Can you copy out all of the material below word for word, leaving out the pictures?

__AVAILABLE RECORDS__.

____________________

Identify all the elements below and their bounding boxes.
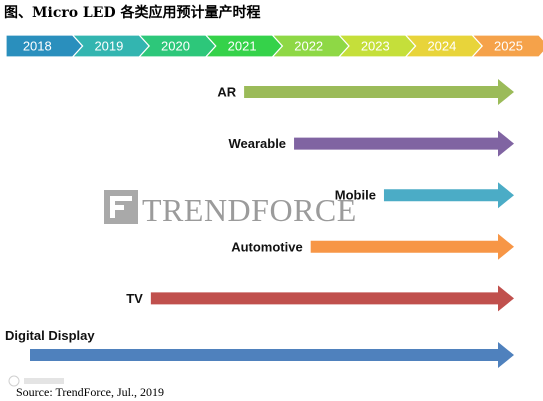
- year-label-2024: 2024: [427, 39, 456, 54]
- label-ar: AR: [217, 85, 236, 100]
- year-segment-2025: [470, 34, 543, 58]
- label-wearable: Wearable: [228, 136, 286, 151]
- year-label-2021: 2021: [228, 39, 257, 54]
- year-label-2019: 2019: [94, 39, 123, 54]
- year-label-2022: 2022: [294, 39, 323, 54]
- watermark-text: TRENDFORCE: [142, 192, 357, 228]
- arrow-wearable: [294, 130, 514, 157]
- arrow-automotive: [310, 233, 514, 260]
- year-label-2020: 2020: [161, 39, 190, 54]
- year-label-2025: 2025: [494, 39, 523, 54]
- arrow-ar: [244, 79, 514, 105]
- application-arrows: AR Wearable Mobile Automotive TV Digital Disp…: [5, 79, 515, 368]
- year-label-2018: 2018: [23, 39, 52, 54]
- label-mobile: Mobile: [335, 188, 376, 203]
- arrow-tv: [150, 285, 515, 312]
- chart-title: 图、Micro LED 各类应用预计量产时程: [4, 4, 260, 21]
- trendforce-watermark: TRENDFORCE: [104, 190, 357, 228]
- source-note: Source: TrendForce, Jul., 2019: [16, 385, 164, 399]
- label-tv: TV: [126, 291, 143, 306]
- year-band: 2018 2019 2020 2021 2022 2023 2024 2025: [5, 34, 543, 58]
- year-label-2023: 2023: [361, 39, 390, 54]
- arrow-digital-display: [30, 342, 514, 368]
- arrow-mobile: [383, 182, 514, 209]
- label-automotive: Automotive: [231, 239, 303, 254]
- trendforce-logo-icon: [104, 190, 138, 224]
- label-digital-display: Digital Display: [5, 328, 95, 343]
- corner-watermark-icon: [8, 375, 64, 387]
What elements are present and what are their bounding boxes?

____________________

__OUTPUT OF THE EXERCISE__.
Identify all the elements below and their bounding boxes.
- year-label-2024: 2024: [427, 39, 456, 54]
- label-ar: AR: [217, 85, 236, 100]
- year-segment-2025: [470, 34, 543, 58]
- label-wearable: Wearable: [228, 136, 286, 151]
- year-label-2021: 2021: [228, 39, 257, 54]
- year-label-2019: 2019: [94, 39, 123, 54]
- year-label-2022: 2022: [294, 39, 323, 54]
- watermark-text: TRENDFORCE: [142, 192, 357, 228]
- arrow-wearable: [294, 130, 514, 157]
- arrow-automotive: [310, 233, 514, 260]
- year-label-2020: 2020: [161, 39, 190, 54]
- year-label-2025: 2025: [494, 39, 523, 54]
- arrow-ar: [244, 79, 514, 105]
- application-arrows: AR Wearable Mobile Automotive TV Digital Disp…: [5, 79, 515, 368]
- year-label-2018: 2018: [23, 39, 52, 54]
- label-mobile: Mobile: [335, 188, 376, 203]
- arrow-tv: [150, 285, 515, 312]
- chart-title: 图、Micro LED 各类应用预计量产时程: [4, 4, 260, 21]
- trendforce-watermark: TRENDFORCE: [104, 190, 357, 228]
- source-note: Source: TrendForce, Jul., 2019: [16, 385, 164, 399]
- label-tv: TV: [126, 291, 143, 306]
- year-band: 2018 2019 2020 2021 2022 2023 2024 2025: [5, 34, 543, 58]
- year-label-2023: 2023: [361, 39, 390, 54]
- arrow-digital-display: [30, 342, 514, 368]
- arrow-mobile: [383, 182, 514, 209]
- label-automotive: Automotive: [231, 239, 303, 254]
- trendforce-logo-icon: [104, 190, 138, 224]
- label-digital-display: Digital Display: [5, 328, 95, 343]
- corner-watermark-icon: [8, 375, 64, 387]
What elements are present and what are their bounding boxes?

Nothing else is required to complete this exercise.